Omit the pictures from the entries below and retype everything else exactly.

---- Given data

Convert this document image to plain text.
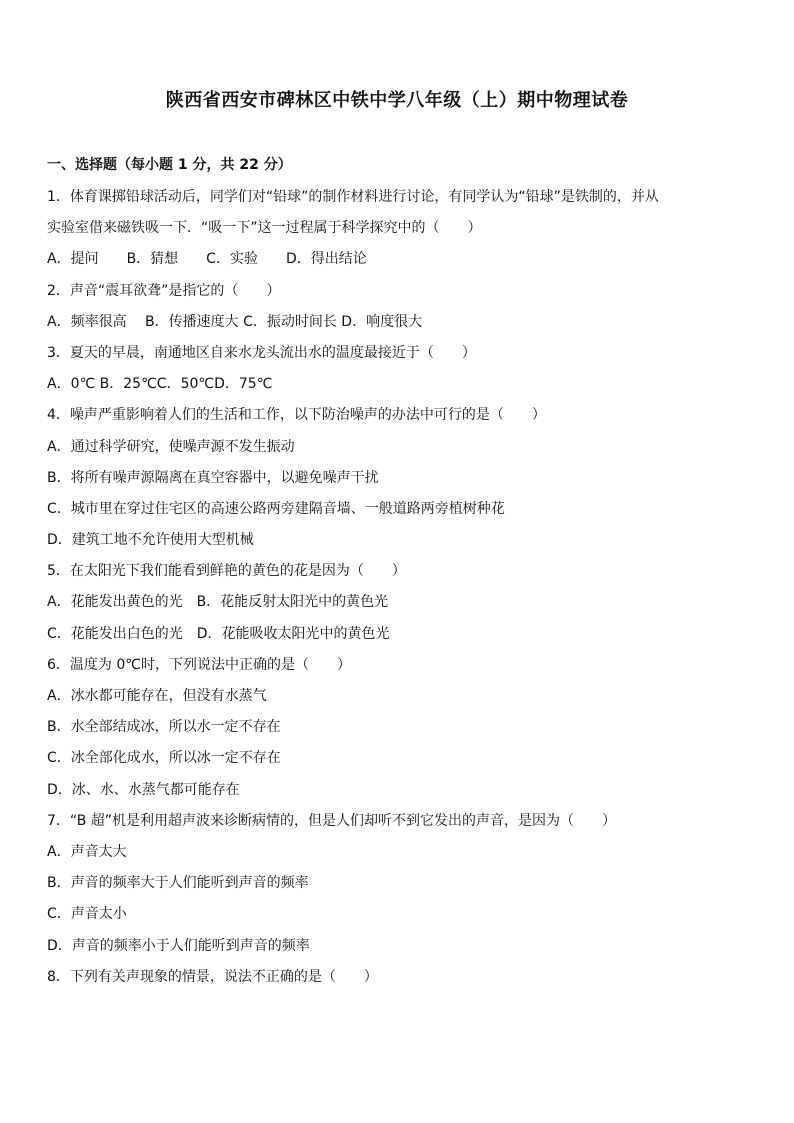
陕西省西安市碑林区中铁中学八年级（上）期中物理试卷
一、选择题（每小题 1 分，共 22 分）
1．体育课掷铅球活动后，同学们对“铅球”的制作材料进行讨论，有同学认为“铅球”是铁制的，并从
实验室借来磁铁吸一下．“吸一下”这一过程属于科学探究中的（　　）
A．提问　　B．猜想　　C．实验　　D．得出结论
2．声音“震耳欲聋”是指它的（　　）
A．频率很高　 B．传播速度大 C．振动时间长 D．响度很大
3．夏天的早晨，南通地区自来水龙头流出水的温度最接近于（　　）
A．0℃ B．25℃C．50℃D．75℃
4．噪声严重影响着人们的生活和工作，以下防治噪声的办法中可行的是（　　）
A．通过科学研究，使噪声源不发生振动
B．将所有噪声源隔离在真空容器中，以避免噪声干扰
C．城市里在穿过住宅区的高速公路两旁建隔音墙、一般道路两旁植树种花
D．建筑工地不允许使用大型机械
5．在太阳光下我们能看到鲜艳的黄色的花是因为（　　）
A．花能发出黄色的光　B．花能反射太阳光中的黄色光
C．花能发出白色的光　D．花能吸收太阳光中的黄色光
6．温度为 0℃时，下列说法中正确的是（　　）
A．冰水都可能存在，但没有水蒸气
B．水全部结成冰，所以水一定不存在
C．冰全部化成水，所以冰一定不存在
D．冰、水、水蒸气都可能存在
7．“B 超”机是利用超声波来诊断病情的，但是人们却听不到它发出的声音，是因为（　　）
A．声音太大
B．声音的频率大于人们能听到声音的频率
C．声音太小
D．声音的频率小于人们能听到声音的频率
8．下列有关声现象的情景，说法不正确的是（　　）
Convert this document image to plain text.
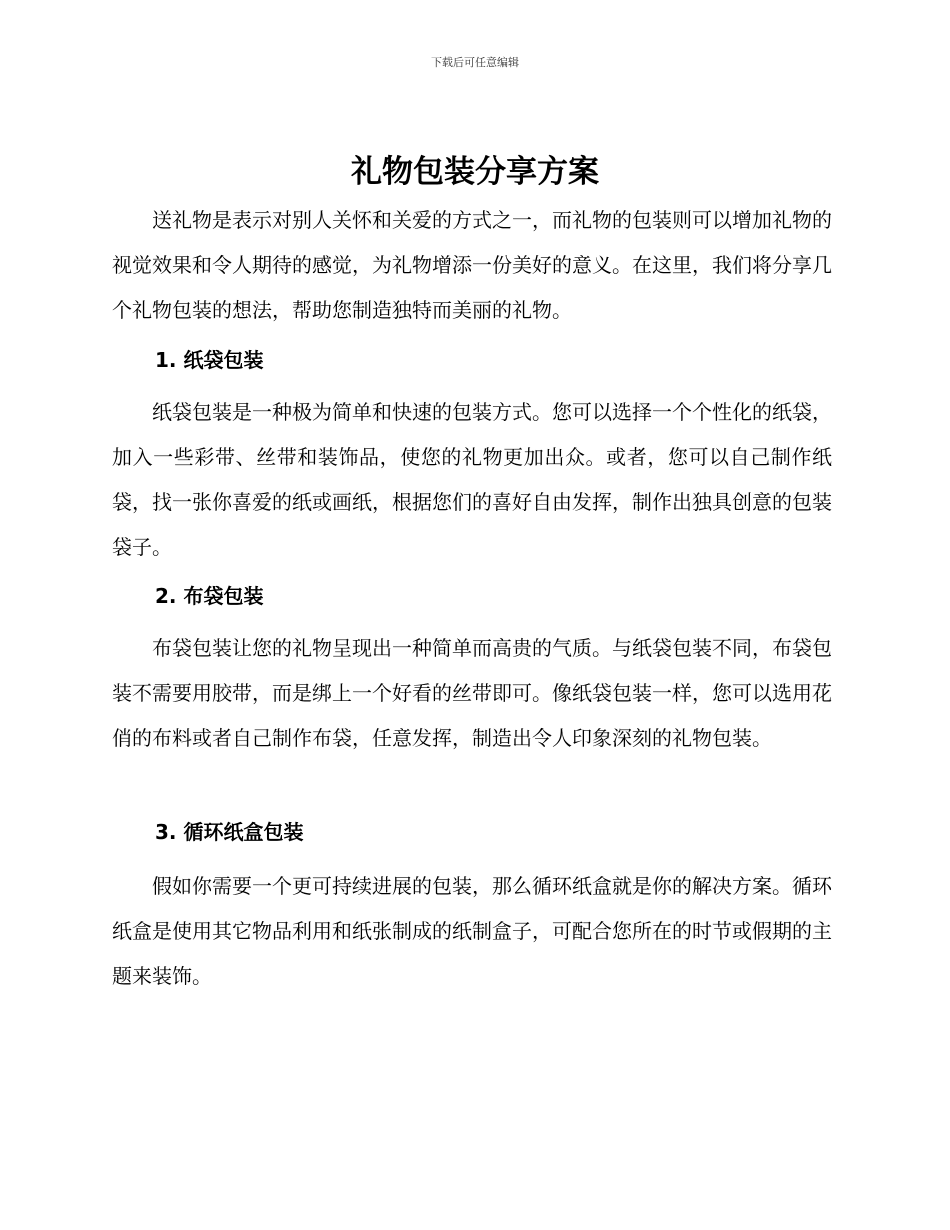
下载后可任意编辑
礼物包装分享方案

送礼物是表示对别人关怀和关爱的方式之一，而礼物的包装则可以增加礼物的视觉效果和令人期待的感觉，为礼物增添一份美好的意义。在这里，我们将分享几个礼物包装的想法，帮助您制造独特而美丽的礼物。

1. 纸袋包装

纸袋包装是一种极为简单和快速的包装方式。您可以选择一个个性化的纸袋，加入一些彩带、丝带和装饰品，使您的礼物更加出众。或者，您可以自己制作纸袋，找一张你喜爱的纸或画纸，根据您们的喜好自由发挥，制作出独具创意的包装袋子。

2. 布袋包装

布袋包装让您的礼物呈现出一种简单而高贵的气质。与纸袋包装不同，布袋包装不需要用胶带，而是绑上一个好看的丝带即可。像纸袋包装一样，您可以选用花俏的布料或者自己制作布袋，任意发挥，制造出令人印象深刻的礼物包装。

3. 循环纸盒包装

假如你需要一个更可持续进展的包装，那么循环纸盒就是你的解决方案。循环纸盒是使用其它物品利用和纸张制成的纸制盒子，可配合您所在的时节或假期的主题来装饰。
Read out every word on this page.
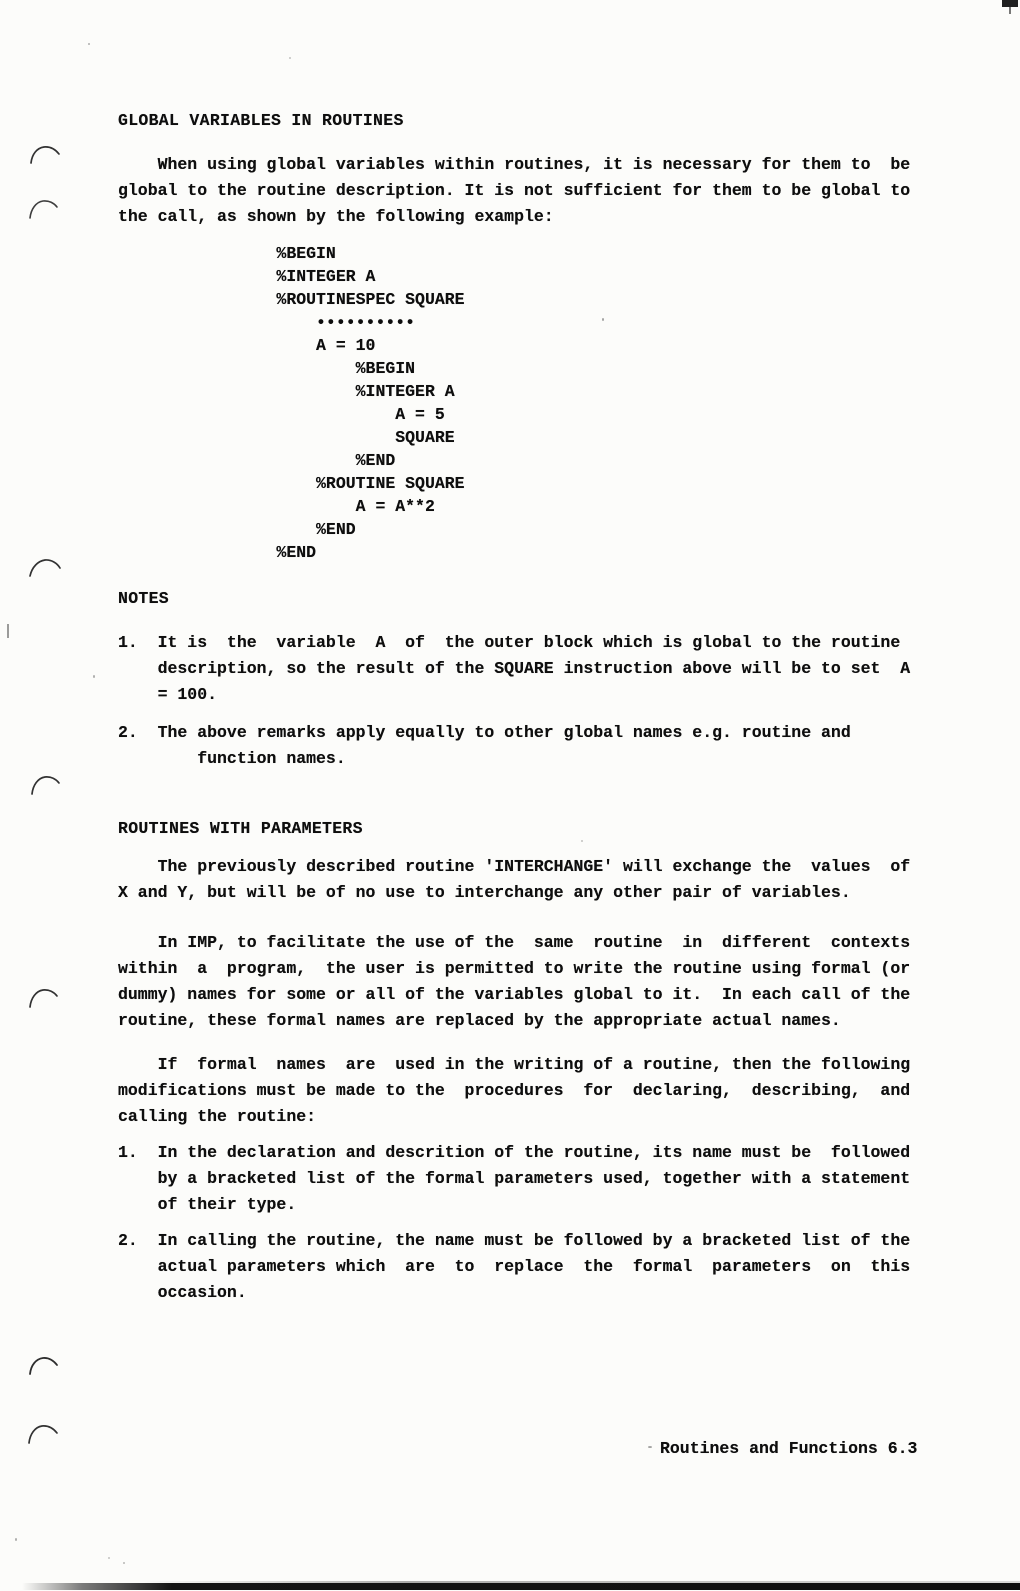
GLOBAL VARIABLES IN ROUTINES
When using global variables within routines, it is necessary for them to  be
global to the routine description. It is not sufficient for them to be global to
the call, as shown by the following example:
%BEGIN
%INTEGER A
%ROUTINESPEC SQUARE
••••••••••
A = 10
%BEGIN
%INTEGER A
A = 5
SQUARE
%END
%ROUTINE SQUARE
A = A**2
%END
%END
NOTES
1.  It is  the  variable  A  of  the outer block which is global to the routine
description, so the result of the SQUARE instruction above will be to set  A
= 100.
2.  The above remarks apply equally to other global names e.g. routine and
function names.
ROUTINES WITH PARAMETERS
The previously described routine 'INTERCHANGE' will exchange the  values  of
X and Y, but will be of no use to interchange any other pair of variables.
In IMP, to facilitate the use of the  same  routine  in  different  contexts
within  a  program,  the user is permitted to write the routine using formal (or
dummy) names for some or all of the variables global to it.  In each call of the
routine, these formal names are replaced by the appropriate actual names.
If  formal  names  are  used in the writing of a routine, then the following
modifications must be made to the  procedures  for  declaring,  describing,  and
calling the routine:
1.  In the declaration and descrition of the routine, its name must be  followed
by a bracketed list of the formal parameters used, together with a statement
of their type.
2.  In calling the routine, the name must be followed by a bracketed list of the
actual parameters which  are  to  replace  the  formal  parameters  on  this
occasion.
Routines and Functions 6.3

--------

▶ Solved exercise:
Convert this document image to plain text.
陕西省西安市碑林区中铁中学八年级（上）期中物理试卷
一、选择题（每小题 1 分，共 22 分）
1．体育课掷铅球活动后，同学们对“铅球”的制作材料进行讨论，有同学认为“铅球”是铁制的，并从
实验室借来磁铁吸一下．“吸一下”这一过程属于科学探究中的（　　）
A．提问　　B．猜想　　C．实验　　D．得出结论
2．声音“震耳欲聋”是指它的（　　）
A．频率很高　 B．传播速度大 C．振动时间长 D．响度很大
3．夏天的早晨，南通地区自来水龙头流出水的温度最接近于（　　）
A．0℃ B．25℃C．50℃D．75℃
4．噪声严重影响着人们的生活和工作，以下防治噪声的办法中可行的是（　　）
A．通过科学研究，使噪声源不发生振动
B．将所有噪声源隔离在真空容器中，以避免噪声干扰
C．城市里在穿过住宅区的高速公路两旁建隔音墙、一般道路两旁植树种花
D．建筑工地不允许使用大型机械
5．在太阳光下我们能看到鲜艳的黄色的花是因为（　　）
A．花能发出黄色的光　B．花能反射太阳光中的黄色光
C．花能发出白色的光　D．花能吸收太阳光中的黄色光
6．温度为 0℃时，下列说法中正确的是（　　）
A．冰水都可能存在，但没有水蒸气
B．水全部结成冰，所以水一定不存在
C．冰全部化成水，所以冰一定不存在
D．冰、水、水蒸气都可能存在
7．“B 超”机是利用超声波来诊断病情的，但是人们却听不到它发出的声音，是因为（　　）
A．声音太大
B．声音的频率大于人们能听到声音的频率
C．声音太小
D．声音的频率小于人们能听到声音的频率
8．下列有关声现象的情景，说法不正确的是（　　）
Convert this document image to plain text.
下载后可任意编辑
礼物包装分享方案

送礼物是表示对别人关怀和关爱的方式之一，而礼物的包装则可以增加礼物的视觉效果和令人期待的感觉，为礼物增添一份美好的意义。在这里，我们将分享几个礼物包装的想法，帮助您制造独特而美丽的礼物。

1. 纸袋包装

纸袋包装是一种极为简单和快速的包装方式。您可以选择一个个性化的纸袋，加入一些彩带、丝带和装饰品，使您的礼物更加出众。或者，您可以自己制作纸袋，找一张你喜爱的纸或画纸，根据您们的喜好自由发挥，制作出独具创意的包装袋子。

2. 布袋包装

布袋包装让您的礼物呈现出一种简单而高贵的气质。与纸袋包装不同，布袋包装不需要用胶带，而是绑上一个好看的丝带即可。像纸袋包装一样，您可以选用花俏的布料或者自己制作布袋，任意发挥，制造出令人印象深刻的礼物包装。

3. 循环纸盒包装

假如你需要一个更可持续进展的包装，那么循环纸盒就是你的解决方案。循环纸盒是使用其它物品利用和纸张制成的纸制盒子，可配合您所在的时节或假期的主题来装饰。
Read out every word on this page.
GLOBAL VARIABLES IN ROUTINES
When using global variables within routines, it is necessary for them to  be
global to the routine description. It is not sufficient for them to be global to
the call, as shown by the following example:
%BEGIN
%INTEGER A
%ROUTINESPEC SQUARE
••••••••••
A = 10
%BEGIN
%INTEGER A
A = 5
SQUARE
%END
%ROUTINE SQUARE
A = A**2
%END
%END
NOTES
1.  It is  the  variable  A  of  the outer block which is global to the routine
description, so the result of the SQUARE instruction above will be to set  A
= 100.
2.  The above remarks apply equally to other global names e.g. routine and
function names.
ROUTINES WITH PARAMETERS
The previously described routine 'INTERCHANGE' will exchange the  values  of
X and Y, but will be of no use to interchange any other pair of variables.
In IMP, to facilitate the use of the  same  routine  in  different  contexts
within  a  program,  the user is permitted to write the routine using formal (or
dummy) names for some or all of the variables global to it.  In each call of the
routine, these formal names are replaced by the appropriate actual names.
If  formal  names  are  used in the writing of a routine, then the following
modifications must be made to the  procedures  for  declaring,  describing,  and
calling the routine:
1.  In the declaration and descrition of the routine, its name must be  followed
by a bracketed list of the formal parameters used, together with a statement
of their type.
2.  In calling the routine, the name must be followed by a bracketed list of the
actual parameters which  are  to  replace  the  formal  parameters  on  this
occasion.
Routines and Functions 6.3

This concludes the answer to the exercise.